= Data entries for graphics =
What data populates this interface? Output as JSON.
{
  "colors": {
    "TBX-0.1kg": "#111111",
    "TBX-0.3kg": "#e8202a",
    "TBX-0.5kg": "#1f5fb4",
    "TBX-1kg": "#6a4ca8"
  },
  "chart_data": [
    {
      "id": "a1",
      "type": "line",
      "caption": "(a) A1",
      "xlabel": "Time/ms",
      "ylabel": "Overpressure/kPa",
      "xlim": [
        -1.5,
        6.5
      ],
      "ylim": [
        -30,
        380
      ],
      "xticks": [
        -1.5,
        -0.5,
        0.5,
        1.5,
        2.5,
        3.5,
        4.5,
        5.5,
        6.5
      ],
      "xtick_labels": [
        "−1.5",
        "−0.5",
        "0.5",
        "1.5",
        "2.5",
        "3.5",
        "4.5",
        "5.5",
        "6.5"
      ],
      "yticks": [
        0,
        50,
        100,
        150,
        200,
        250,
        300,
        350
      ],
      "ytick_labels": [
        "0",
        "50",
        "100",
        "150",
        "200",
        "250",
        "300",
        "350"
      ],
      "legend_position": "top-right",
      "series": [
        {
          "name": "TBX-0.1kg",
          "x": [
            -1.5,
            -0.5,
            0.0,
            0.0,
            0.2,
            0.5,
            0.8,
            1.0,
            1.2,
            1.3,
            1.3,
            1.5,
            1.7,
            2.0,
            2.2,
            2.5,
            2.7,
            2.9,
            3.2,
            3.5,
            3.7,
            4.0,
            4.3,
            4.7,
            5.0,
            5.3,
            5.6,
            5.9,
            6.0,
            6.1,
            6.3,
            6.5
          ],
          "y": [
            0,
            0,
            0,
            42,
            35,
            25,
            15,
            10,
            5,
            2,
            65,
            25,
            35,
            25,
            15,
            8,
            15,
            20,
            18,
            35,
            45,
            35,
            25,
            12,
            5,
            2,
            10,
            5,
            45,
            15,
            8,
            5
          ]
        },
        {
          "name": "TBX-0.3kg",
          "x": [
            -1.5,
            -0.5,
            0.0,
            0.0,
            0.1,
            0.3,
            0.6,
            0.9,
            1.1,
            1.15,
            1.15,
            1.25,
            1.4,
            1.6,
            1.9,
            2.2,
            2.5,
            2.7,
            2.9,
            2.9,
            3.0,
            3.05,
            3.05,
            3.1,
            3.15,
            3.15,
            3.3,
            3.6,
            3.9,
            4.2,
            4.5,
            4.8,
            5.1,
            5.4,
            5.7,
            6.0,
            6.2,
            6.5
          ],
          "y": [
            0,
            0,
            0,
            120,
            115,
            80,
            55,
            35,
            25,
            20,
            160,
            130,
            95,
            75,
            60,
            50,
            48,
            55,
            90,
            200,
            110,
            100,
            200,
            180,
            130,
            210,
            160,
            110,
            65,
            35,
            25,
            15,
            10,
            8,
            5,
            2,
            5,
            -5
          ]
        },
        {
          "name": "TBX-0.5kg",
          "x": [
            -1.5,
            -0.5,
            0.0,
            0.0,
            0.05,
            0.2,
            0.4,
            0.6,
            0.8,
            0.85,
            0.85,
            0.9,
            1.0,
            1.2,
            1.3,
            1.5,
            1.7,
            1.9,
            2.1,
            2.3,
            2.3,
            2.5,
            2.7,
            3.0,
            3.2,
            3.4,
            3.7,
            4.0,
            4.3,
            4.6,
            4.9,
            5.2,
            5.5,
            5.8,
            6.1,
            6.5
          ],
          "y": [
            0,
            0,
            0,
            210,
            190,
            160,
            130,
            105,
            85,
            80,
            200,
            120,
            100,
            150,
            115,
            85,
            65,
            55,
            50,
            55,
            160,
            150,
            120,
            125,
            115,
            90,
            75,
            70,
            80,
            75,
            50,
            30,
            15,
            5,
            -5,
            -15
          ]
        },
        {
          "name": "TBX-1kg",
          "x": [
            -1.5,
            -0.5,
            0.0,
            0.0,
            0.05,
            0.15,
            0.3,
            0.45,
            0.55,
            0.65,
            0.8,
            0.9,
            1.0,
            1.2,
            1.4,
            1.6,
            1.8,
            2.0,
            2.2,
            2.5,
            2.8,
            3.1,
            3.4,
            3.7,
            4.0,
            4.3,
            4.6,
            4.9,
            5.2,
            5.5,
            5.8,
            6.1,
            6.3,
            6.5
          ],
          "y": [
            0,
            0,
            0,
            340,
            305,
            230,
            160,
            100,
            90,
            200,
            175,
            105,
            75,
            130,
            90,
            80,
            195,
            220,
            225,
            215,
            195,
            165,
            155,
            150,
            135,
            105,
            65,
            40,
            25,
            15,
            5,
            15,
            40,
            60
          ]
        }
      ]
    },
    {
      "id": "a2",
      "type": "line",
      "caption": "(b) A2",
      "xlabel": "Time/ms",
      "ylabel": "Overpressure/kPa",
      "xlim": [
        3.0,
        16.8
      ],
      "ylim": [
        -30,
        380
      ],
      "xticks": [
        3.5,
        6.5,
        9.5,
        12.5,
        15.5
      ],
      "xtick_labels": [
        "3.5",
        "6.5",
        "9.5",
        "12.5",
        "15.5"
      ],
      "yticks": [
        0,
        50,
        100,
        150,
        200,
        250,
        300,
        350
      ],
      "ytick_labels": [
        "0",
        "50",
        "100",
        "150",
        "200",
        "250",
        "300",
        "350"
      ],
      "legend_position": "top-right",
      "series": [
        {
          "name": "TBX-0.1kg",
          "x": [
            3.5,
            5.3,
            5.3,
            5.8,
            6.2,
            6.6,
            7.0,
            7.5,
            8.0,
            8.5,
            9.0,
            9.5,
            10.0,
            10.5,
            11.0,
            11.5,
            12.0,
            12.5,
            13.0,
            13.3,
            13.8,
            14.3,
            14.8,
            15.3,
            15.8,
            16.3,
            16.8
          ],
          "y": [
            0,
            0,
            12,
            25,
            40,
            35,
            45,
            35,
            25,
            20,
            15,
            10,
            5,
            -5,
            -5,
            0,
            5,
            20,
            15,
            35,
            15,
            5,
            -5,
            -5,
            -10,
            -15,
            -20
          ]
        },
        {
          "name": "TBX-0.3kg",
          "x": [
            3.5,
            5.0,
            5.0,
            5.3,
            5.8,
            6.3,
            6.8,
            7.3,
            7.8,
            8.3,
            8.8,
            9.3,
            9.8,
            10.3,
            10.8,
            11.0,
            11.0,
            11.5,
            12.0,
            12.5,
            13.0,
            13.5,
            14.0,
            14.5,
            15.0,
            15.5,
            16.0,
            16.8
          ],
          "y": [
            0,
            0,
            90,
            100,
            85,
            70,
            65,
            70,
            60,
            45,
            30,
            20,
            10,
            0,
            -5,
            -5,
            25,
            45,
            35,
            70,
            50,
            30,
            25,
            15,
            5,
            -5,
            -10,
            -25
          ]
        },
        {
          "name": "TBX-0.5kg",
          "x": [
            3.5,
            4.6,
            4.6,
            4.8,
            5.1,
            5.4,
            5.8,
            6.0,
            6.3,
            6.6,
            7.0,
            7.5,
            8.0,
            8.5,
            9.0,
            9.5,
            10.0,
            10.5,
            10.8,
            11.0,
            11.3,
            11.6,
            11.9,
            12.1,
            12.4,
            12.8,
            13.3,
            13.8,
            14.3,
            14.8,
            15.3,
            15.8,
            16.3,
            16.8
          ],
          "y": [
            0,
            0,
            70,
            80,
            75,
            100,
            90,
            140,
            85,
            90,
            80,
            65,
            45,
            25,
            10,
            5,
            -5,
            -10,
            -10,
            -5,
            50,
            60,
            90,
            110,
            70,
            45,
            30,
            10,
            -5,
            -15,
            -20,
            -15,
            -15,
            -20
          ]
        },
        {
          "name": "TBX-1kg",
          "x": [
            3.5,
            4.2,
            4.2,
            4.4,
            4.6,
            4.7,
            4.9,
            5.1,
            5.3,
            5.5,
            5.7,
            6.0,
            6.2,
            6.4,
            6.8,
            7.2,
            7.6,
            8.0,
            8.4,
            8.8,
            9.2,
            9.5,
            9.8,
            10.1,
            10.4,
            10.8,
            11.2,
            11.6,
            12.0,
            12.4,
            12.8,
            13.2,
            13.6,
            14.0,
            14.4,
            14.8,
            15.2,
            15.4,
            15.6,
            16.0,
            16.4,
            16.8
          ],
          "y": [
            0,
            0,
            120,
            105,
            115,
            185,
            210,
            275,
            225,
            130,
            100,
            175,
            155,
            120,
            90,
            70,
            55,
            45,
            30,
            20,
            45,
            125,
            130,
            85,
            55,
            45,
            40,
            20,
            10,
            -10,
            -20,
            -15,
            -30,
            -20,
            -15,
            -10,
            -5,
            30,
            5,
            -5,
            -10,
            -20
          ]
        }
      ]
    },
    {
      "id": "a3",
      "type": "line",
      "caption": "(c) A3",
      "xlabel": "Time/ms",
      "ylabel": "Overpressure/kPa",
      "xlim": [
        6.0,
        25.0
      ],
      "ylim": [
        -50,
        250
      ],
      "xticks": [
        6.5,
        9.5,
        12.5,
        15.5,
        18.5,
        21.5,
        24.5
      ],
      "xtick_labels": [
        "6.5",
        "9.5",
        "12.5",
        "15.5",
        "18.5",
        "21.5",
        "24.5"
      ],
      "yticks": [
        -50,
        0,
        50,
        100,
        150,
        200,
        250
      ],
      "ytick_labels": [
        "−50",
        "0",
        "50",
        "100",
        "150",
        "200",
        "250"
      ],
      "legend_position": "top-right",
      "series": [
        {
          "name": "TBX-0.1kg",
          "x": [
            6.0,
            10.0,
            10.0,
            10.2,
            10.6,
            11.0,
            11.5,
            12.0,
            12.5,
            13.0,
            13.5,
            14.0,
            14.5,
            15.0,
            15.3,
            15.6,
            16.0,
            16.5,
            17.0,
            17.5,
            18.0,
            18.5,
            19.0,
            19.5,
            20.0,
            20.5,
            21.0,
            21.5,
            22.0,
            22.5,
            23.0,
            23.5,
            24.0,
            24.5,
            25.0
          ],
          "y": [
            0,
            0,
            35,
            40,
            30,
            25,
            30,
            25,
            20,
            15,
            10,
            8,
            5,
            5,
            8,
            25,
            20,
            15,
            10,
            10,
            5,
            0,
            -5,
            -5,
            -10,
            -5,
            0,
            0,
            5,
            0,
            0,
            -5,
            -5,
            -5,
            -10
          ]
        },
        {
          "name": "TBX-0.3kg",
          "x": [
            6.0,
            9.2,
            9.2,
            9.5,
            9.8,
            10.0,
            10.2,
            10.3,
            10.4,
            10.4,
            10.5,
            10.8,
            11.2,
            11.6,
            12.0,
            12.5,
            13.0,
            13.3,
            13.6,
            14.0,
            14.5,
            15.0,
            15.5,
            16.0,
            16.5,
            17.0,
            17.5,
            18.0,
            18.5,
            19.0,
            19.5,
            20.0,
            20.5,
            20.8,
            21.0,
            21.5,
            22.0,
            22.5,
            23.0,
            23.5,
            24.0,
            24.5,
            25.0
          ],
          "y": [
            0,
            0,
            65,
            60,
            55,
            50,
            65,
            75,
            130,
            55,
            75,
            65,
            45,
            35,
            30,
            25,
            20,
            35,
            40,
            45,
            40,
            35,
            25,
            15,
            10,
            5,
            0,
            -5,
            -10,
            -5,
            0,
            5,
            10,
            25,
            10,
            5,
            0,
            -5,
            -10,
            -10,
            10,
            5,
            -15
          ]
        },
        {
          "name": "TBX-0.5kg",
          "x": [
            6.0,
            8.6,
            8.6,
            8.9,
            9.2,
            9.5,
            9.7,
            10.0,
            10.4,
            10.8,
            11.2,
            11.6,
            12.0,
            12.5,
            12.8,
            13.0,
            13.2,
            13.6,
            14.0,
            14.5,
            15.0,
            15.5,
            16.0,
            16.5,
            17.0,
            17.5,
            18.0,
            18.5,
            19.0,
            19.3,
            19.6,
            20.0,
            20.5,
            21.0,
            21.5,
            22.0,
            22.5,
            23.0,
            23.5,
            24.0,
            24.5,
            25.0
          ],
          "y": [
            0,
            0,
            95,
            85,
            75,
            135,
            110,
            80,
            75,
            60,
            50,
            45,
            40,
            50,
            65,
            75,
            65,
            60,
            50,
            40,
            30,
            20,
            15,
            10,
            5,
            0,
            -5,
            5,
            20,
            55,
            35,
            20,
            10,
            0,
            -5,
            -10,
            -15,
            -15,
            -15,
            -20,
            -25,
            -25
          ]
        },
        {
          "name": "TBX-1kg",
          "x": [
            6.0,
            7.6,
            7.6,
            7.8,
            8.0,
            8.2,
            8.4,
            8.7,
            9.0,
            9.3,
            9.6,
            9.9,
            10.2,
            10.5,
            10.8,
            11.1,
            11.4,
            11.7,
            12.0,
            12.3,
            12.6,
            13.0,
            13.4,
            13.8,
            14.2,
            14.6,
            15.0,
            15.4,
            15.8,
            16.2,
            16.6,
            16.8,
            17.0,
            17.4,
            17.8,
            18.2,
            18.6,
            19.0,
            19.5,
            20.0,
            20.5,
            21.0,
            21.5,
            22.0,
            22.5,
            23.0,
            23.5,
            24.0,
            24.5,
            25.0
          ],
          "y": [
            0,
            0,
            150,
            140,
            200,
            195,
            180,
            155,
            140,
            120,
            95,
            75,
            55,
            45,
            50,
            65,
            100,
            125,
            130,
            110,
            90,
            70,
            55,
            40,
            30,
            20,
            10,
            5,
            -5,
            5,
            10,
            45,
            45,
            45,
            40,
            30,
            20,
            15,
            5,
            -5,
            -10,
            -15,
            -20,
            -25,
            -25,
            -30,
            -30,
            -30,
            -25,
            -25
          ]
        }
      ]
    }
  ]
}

= Exercise brief =
Scan the lines above for "caption", then copy every one that has it.

= Right answer =
      "caption": "(a) A1",
      "caption": "(b) A2",
      "caption": "(c) A3",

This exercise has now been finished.